- **Requirements**
Give back the entire listing verbatim.

- **Data excerpts**

-- BEGIN --

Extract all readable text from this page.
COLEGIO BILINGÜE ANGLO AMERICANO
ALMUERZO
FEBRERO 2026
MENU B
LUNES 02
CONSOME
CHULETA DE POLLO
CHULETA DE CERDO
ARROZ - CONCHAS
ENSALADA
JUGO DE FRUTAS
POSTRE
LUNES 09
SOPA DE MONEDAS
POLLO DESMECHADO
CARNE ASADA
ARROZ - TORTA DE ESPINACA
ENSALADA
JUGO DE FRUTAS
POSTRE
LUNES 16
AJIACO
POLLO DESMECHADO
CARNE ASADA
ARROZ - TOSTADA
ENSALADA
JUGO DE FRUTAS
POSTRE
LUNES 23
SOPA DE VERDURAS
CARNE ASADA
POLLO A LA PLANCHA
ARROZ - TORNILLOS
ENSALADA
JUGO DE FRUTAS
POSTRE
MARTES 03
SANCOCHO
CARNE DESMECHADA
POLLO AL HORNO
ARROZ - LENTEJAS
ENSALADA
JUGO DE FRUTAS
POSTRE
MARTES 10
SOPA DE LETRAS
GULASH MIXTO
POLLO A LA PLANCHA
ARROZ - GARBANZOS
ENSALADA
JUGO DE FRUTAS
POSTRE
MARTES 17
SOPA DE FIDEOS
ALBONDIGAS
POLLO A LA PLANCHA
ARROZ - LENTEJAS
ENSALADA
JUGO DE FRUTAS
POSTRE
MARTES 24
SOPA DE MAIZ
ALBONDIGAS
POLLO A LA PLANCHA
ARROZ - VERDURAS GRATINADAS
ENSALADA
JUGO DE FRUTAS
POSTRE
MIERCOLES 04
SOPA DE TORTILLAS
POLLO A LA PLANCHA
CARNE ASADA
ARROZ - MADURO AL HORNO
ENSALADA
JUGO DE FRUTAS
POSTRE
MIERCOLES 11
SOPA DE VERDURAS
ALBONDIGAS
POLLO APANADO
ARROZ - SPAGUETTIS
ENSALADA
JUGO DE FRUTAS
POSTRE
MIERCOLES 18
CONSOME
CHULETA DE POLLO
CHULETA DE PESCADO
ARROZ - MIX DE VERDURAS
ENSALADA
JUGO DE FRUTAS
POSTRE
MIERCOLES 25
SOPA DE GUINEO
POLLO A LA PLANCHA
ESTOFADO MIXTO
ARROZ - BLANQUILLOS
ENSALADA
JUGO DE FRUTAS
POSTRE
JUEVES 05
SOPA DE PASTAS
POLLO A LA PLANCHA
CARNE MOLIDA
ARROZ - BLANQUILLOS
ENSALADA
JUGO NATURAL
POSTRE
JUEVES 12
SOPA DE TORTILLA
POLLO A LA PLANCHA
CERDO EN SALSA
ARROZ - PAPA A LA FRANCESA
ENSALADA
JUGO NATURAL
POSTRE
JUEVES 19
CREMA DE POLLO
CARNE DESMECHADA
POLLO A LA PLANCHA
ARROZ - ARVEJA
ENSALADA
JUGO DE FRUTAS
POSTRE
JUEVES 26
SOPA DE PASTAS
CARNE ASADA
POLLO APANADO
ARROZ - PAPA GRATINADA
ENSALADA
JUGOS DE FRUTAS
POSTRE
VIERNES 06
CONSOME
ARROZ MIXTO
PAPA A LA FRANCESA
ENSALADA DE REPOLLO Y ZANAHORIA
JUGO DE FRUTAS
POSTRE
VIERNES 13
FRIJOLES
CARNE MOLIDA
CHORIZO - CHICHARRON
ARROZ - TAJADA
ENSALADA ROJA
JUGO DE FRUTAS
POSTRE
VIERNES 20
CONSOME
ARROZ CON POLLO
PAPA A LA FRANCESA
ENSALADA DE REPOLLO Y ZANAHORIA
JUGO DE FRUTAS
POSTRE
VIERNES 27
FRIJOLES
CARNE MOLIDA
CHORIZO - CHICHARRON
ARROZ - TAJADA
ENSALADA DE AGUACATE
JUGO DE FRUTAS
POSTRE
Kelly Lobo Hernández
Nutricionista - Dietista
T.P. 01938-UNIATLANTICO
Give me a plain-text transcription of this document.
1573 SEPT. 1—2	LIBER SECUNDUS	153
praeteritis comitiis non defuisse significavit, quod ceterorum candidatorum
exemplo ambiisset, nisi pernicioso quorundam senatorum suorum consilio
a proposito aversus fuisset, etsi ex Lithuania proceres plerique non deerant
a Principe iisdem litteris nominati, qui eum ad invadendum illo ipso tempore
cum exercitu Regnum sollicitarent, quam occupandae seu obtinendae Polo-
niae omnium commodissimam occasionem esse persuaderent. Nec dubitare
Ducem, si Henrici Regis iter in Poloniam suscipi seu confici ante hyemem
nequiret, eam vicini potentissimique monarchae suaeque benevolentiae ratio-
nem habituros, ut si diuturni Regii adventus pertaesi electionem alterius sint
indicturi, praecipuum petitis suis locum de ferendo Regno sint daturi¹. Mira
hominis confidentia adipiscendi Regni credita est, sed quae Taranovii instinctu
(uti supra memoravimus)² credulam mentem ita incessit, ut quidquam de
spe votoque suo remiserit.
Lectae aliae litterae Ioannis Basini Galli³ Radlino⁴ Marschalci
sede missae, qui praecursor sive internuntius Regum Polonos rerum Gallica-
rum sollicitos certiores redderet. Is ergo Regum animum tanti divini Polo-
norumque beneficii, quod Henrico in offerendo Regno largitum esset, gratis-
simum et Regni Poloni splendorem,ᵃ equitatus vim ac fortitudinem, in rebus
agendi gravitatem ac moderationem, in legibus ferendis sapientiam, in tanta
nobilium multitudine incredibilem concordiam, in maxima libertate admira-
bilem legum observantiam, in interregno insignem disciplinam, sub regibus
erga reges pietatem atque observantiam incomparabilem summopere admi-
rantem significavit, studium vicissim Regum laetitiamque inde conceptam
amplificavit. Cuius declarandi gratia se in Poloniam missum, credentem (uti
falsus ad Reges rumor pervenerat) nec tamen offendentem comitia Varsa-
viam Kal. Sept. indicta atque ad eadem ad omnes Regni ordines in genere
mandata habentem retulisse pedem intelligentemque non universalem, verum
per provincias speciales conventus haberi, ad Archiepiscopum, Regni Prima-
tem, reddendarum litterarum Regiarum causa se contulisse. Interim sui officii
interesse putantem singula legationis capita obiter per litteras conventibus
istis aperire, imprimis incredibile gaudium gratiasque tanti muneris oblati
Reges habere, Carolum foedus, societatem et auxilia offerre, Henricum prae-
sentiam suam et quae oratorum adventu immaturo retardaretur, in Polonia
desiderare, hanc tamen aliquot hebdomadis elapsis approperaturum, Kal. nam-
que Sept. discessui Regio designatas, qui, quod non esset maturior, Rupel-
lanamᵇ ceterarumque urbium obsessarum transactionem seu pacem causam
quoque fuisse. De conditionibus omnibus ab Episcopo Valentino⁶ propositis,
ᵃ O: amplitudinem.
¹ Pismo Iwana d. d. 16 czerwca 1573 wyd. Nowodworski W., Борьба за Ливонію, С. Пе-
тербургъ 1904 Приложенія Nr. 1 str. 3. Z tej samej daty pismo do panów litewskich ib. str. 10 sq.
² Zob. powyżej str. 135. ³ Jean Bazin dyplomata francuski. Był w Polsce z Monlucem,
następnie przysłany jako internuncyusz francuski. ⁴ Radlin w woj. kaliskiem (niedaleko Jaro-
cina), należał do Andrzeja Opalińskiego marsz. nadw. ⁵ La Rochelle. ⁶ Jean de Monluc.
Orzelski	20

-- END --

- **Response**
Extract all readable text from this page.
COLEGIO BILINGÜE ANGLO AMERICANO
ALMUERZO
FEBRERO 2026
MENU B
LUNES 02
CONSOME
CHULETA DE POLLO
CHULETA DE CERDO
ARROZ - CONCHAS
ENSALADA
JUGO DE FRUTAS
POSTRE
LUNES 09
SOPA DE MONEDAS
POLLO DESMECHADO
CARNE ASADA
ARROZ - TORTA DE ESPINACA
ENSALADA
JUGO DE FRUTAS
POSTRE
LUNES 16
AJIACO
POLLO DESMECHADO
CARNE ASADA
ARROZ - TOSTADA
ENSALADA
JUGO DE FRUTAS
POSTRE
LUNES 23
SOPA DE VERDURAS
CARNE ASADA
POLLO A LA PLANCHA
ARROZ - TORNILLOS
ENSALADA
JUGO DE FRUTAS
POSTRE
MARTES 03
SANCOCHO
CARNE DESMECHADA
POLLO AL HORNO
ARROZ - LENTEJAS
ENSALADA
JUGO DE FRUTAS
POSTRE
MARTES 10
SOPA DE LETRAS
GULASH MIXTO
POLLO A LA PLANCHA
ARROZ - GARBANZOS
ENSALADA
JUGO DE FRUTAS
POSTRE
MARTES 17
SOPA DE FIDEOS
ALBONDIGAS
POLLO A LA PLANCHA
ARROZ - LENTEJAS
ENSALADA
JUGO DE FRUTAS
POSTRE
MARTES 24
SOPA DE MAIZ
ALBONDIGAS
POLLO A LA PLANCHA
ARROZ - VERDURAS GRATINADAS
ENSALADA
JUGO DE FRUTAS
POSTRE
MIERCOLES 04
SOPA DE TORTILLAS
POLLO A LA PLANCHA
CARNE ASADA
ARROZ - MADURO AL HORNO
ENSALADA
JUGO DE FRUTAS
POSTRE
MIERCOLES 11
SOPA DE VERDURAS
ALBONDIGAS
POLLO APANADO
ARROZ - SPAGUETTIS
ENSALADA
JUGO DE FRUTAS
POSTRE
MIERCOLES 18
CONSOME
CHULETA DE POLLO
CHULETA DE PESCADO
ARROZ - MIX DE VERDURAS
ENSALADA
JUGO DE FRUTAS
POSTRE
MIERCOLES 25
SOPA DE GUINEO
POLLO A LA PLANCHA
ESTOFADO MIXTO
ARROZ - BLANQUILLOS
ENSALADA
JUGO DE FRUTAS
POSTRE
JUEVES 05
SOPA DE PASTAS
POLLO A LA PLANCHA
CARNE MOLIDA
ARROZ - BLANQUILLOS
ENSALADA
JUGO NATURAL
POSTRE
JUEVES 12
SOPA DE TORTILLA
POLLO A LA PLANCHA
CERDO EN SALSA
ARROZ - PAPA A LA FRANCESA
ENSALADA
JUGO NATURAL
POSTRE
JUEVES 19
CREMA DE POLLO
CARNE DESMECHADA
POLLO A LA PLANCHA
ARROZ - ARVEJA
ENSALADA
JUGO DE FRUTAS
POSTRE
JUEVES 26
SOPA DE PASTAS
CARNE ASADA
POLLO APANADO
ARROZ - PAPA GRATINADA
ENSALADA
JUGOS DE FRUTAS
POSTRE
VIERNES 06
CONSOME
ARROZ MIXTO
PAPA A LA FRANCESA
ENSALADA DE REPOLLO Y ZANAHORIA
JUGO DE FRUTAS
POSTRE
VIERNES 13
FRIJOLES
CARNE MOLIDA
CHORIZO - CHICHARRON
ARROZ - TAJADA
ENSALADA ROJA
JUGO DE FRUTAS
POSTRE
VIERNES 20
CONSOME
ARROZ CON POLLO
PAPA A LA FRANCESA
ENSALADA DE REPOLLO Y ZANAHORIA
JUGO DE FRUTAS
POSTRE
VIERNES 27
FRIJOLES
CARNE MOLIDA
CHORIZO - CHICHARRON
ARROZ - TAJADA
ENSALADA DE AGUACATE
JUGO DE FRUTAS
POSTRE
Kelly Lobo Hernández
Nutricionista - Dietista
T.P. 01938-UNIATLANTICO
Give me a plain-text transcription of this document.
1573 SEPT. 1—2	LIBER SECUNDUS	153
praeteritis comitiis non defuisse significavit, quod ceterorum candidatorum
exemplo ambiisset, nisi pernicioso quorundam senatorum suorum consilio
a proposito aversus fuisset, etsi ex Lithuania proceres plerique non deerant
a Principe iisdem litteris nominati, qui eum ad invadendum illo ipso tempore
cum exercitu Regnum sollicitarent, quam occupandae seu obtinendae Polo-
niae omnium commodissimam occasionem esse persuaderent. Nec dubitare
Ducem, si Henrici Regis iter in Poloniam suscipi seu confici ante hyemem
nequiret, eam vicini potentissimique monarchae suaeque benevolentiae ratio-
nem habituros, ut si diuturni Regii adventus pertaesi electionem alterius sint
indicturi, praecipuum petitis suis locum de ferendo Regno sint daturi¹. Mira
hominis confidentia adipiscendi Regni credita est, sed quae Taranovii instinctu
(uti supra memoravimus)² credulam mentem ita incessit, ut quidquam de
spe votoque suo remiserit.
Lectae aliae litterae Ioannis Basini Galli³ Radlino⁴ Marschalci
sede missae, qui praecursor sive internuntius Regum Polonos rerum Gallica-
rum sollicitos certiores redderet. Is ergo Regum animum tanti divini Polo-
norumque beneficii, quod Henrico in offerendo Regno largitum esset, gratis-
simum et Regni Poloni splendorem,ᵃ equitatus vim ac fortitudinem, in rebus
agendi gravitatem ac moderationem, in legibus ferendis sapientiam, in tanta
nobilium multitudine incredibilem concordiam, in maxima libertate admira-
bilem legum observantiam, in interregno insignem disciplinam, sub regibus
erga reges pietatem atque observantiam incomparabilem summopere admi-
rantem significavit, studium vicissim Regum laetitiamque inde conceptam
amplificavit. Cuius declarandi gratia se in Poloniam missum, credentem (uti
falsus ad Reges rumor pervenerat) nec tamen offendentem comitia Varsa-
viam Kal. Sept. indicta atque ad eadem ad omnes Regni ordines in genere
mandata habentem retulisse pedem intelligentemque non universalem, verum
per provincias speciales conventus haberi, ad Archiepiscopum, Regni Prima-
tem, reddendarum litterarum Regiarum causa se contulisse. Interim sui officii
interesse putantem singula legationis capita obiter per litteras conventibus
istis aperire, imprimis incredibile gaudium gratiasque tanti muneris oblati
Reges habere, Carolum foedus, societatem et auxilia offerre, Henricum prae-
sentiam suam et quae oratorum adventu immaturo retardaretur, in Polonia
desiderare, hanc tamen aliquot hebdomadis elapsis approperaturum, Kal. nam-
que Sept. discessui Regio designatas, qui, quod non esset maturior, Rupel-
lanamᵇ ceterarumque urbium obsessarum transactionem seu pacem causam
quoque fuisse. De conditionibus omnibus ab Episcopo Valentino⁶ propositis,
ᵃ O: amplitudinem.
¹ Pismo Iwana d. d. 16 czerwca 1573 wyd. Nowodworski W., Борьба за Ливонію, С. Пе-
тербургъ 1904 Приложенія Nr. 1 str. 3. Z tej samej daty pismo do panów litewskich ib. str. 10 sq.
² Zob. powyżej str. 135. ³ Jean Bazin dyplomata francuski. Był w Polsce z Monlucem,
następnie przysłany jako internuncyusz francuski. ⁴ Radlin w woj. kaliskiem (niedaleko Jaro-
cina), należał do Andrzeja Opalińskiego marsz. nadw. ⁵ La Rochelle. ⁶ Jean de Monluc.
Orzelski	20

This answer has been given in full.